(Records)
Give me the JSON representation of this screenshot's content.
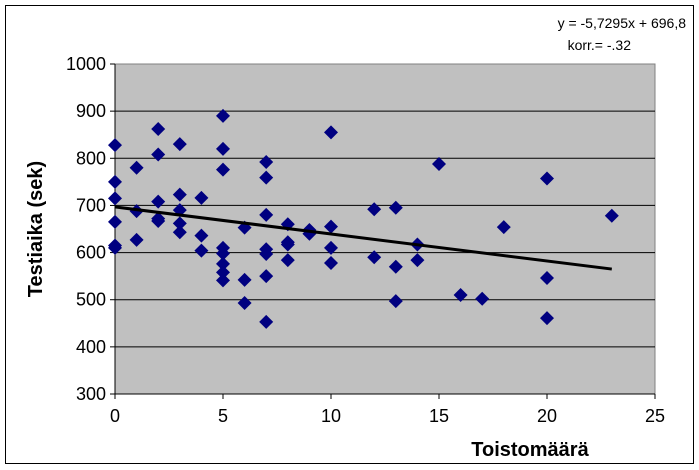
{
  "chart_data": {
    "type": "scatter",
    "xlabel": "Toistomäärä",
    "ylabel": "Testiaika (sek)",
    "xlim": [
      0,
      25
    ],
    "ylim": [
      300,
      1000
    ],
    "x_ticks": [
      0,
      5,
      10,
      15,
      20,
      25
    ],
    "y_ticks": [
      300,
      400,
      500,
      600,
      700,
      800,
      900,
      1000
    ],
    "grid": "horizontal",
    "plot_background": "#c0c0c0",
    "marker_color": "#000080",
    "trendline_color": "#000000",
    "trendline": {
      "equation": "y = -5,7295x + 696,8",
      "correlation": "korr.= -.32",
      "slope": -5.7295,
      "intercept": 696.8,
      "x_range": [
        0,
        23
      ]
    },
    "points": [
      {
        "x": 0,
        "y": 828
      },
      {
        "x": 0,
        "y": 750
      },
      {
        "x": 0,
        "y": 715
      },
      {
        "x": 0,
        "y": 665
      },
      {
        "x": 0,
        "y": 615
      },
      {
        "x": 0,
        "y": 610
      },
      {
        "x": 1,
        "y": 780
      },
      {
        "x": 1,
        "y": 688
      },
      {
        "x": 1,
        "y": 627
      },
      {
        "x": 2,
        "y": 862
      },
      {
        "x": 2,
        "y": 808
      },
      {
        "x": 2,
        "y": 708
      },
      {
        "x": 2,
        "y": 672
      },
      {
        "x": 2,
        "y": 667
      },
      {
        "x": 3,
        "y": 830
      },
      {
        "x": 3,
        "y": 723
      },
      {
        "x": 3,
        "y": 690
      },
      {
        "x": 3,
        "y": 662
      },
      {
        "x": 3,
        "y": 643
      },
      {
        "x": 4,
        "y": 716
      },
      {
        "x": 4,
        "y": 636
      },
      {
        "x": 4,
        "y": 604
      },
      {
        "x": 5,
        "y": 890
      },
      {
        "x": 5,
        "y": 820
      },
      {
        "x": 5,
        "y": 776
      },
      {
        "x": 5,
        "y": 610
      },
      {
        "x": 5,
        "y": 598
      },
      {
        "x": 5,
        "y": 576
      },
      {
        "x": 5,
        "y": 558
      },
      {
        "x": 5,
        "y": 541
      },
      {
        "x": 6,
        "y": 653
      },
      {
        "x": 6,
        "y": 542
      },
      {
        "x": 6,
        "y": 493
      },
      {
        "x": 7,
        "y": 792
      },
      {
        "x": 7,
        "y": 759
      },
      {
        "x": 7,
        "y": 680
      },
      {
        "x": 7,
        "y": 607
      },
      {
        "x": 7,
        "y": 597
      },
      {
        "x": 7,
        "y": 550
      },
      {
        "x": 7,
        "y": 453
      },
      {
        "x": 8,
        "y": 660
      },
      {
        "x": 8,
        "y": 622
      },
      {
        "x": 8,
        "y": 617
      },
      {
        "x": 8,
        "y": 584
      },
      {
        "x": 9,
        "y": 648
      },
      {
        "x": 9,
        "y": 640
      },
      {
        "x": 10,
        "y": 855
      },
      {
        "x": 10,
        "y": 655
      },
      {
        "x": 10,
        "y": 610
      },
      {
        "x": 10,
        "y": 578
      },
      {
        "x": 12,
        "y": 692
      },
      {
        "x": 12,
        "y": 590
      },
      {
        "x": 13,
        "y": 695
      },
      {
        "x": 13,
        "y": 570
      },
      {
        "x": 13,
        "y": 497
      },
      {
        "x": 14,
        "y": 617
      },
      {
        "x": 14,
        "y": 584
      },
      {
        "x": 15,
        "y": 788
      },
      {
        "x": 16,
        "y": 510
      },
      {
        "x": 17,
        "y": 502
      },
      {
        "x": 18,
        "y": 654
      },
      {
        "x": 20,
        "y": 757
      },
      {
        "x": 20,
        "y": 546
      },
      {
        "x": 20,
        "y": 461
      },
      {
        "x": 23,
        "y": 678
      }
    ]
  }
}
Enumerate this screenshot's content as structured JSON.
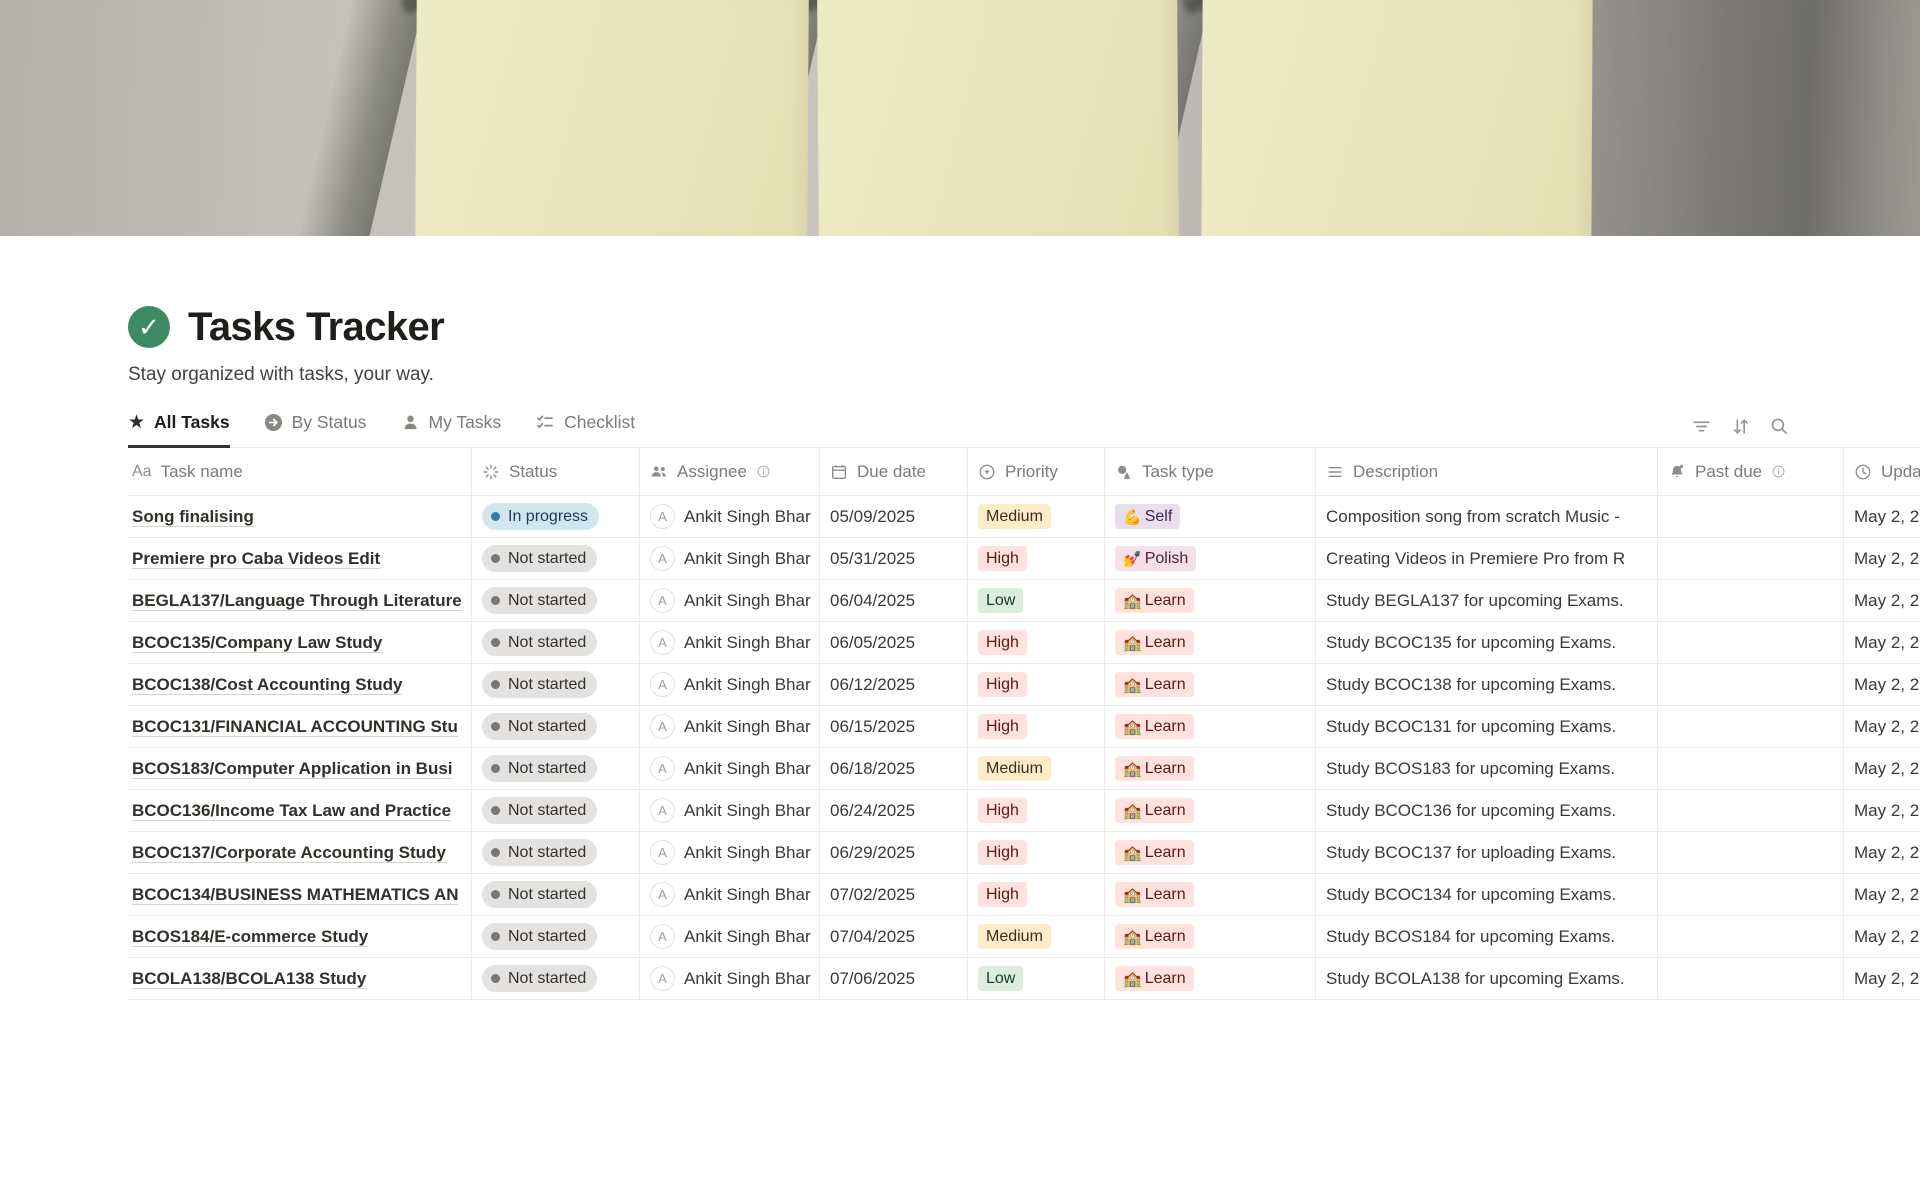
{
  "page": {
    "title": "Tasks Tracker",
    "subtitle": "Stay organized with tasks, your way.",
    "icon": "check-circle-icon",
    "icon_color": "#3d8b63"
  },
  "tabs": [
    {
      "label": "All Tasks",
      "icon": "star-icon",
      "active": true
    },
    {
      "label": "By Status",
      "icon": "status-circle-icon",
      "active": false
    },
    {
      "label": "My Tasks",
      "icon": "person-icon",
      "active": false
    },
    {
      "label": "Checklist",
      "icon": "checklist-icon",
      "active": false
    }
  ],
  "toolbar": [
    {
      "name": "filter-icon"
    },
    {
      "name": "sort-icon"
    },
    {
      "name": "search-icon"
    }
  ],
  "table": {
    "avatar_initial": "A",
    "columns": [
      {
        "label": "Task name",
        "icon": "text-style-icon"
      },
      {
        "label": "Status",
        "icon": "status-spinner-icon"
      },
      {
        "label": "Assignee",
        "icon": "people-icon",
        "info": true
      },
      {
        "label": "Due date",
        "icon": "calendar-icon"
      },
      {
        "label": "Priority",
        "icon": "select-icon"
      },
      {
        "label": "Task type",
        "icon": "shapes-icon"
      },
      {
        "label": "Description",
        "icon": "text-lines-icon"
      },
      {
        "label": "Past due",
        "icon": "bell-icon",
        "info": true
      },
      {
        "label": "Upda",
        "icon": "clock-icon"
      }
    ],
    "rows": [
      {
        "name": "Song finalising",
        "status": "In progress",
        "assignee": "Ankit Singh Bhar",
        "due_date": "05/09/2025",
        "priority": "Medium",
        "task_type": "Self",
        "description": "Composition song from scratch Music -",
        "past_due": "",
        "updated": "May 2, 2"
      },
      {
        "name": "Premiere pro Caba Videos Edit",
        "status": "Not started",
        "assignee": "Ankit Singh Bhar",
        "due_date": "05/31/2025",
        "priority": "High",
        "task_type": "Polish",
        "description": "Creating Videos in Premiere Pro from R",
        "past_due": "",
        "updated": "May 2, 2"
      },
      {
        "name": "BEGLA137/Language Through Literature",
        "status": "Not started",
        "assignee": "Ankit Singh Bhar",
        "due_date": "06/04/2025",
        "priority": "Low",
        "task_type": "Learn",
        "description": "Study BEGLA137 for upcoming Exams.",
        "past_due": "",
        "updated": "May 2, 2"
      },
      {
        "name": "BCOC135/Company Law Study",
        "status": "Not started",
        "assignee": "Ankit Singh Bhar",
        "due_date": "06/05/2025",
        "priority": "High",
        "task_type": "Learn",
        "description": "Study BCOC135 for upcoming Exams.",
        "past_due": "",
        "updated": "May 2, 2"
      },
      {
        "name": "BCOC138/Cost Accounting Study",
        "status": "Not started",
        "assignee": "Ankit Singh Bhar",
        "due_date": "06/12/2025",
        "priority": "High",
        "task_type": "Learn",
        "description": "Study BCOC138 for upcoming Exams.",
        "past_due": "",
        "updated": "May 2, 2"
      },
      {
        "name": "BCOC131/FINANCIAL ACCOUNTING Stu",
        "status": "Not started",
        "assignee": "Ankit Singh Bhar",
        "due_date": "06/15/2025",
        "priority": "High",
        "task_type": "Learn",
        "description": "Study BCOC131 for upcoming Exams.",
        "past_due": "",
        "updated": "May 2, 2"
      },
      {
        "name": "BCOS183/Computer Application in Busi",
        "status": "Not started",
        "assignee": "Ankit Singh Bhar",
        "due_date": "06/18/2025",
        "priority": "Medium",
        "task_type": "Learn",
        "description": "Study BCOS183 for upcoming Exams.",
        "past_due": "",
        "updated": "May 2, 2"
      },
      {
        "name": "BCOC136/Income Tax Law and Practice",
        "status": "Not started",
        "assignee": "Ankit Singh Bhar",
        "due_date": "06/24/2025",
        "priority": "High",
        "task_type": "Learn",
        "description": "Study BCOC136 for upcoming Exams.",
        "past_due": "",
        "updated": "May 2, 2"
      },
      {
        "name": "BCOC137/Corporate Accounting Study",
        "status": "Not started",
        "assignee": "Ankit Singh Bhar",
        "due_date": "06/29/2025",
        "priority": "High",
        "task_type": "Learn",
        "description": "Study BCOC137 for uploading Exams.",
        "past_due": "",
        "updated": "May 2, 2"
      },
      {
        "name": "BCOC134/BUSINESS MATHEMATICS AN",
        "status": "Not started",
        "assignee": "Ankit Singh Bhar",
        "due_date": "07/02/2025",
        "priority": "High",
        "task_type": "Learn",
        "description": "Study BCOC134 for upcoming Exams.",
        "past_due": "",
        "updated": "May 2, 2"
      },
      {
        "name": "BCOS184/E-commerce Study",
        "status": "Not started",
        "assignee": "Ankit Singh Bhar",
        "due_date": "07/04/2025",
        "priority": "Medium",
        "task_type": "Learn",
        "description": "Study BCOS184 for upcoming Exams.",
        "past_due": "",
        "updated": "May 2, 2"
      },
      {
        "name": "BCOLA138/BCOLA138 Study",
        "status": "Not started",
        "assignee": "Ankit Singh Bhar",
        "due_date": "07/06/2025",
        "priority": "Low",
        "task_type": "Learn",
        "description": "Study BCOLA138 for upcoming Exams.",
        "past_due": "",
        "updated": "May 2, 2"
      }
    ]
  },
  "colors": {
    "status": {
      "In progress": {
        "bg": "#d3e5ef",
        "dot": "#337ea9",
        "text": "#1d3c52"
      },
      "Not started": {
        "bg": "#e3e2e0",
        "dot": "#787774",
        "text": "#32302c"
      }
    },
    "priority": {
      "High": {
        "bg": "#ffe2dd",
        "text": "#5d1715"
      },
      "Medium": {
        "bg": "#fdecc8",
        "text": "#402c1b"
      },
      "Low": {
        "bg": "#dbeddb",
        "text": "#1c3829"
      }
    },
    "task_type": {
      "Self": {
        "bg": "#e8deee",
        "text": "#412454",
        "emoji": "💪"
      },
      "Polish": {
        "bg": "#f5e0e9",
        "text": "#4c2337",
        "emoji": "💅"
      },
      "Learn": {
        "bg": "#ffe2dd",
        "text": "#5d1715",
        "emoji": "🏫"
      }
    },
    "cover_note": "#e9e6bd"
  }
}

* Challenge *
Extract each line from the entries above that contains the string "upcoming".

* Expected answer *
        "description": "Study BEGLA137 for upcoming Exams.",
        "description": "Study BCOC135 for upcoming Exams.",
        "description": "Study BCOC138 for upcoming Exams.",
        "description": "Study BCOC131 for upcoming Exams.",
        "description": "Study BCOS183 for upcoming Exams.",
        "description": "Study BCOC136 for upcoming Exams.",
        "description": "Study BCOC134 for upcoming Exams.",
        "description": "Study BCOS184 for upcoming Exams.",
        "description": "Study BCOLA138 for upcoming Exams.",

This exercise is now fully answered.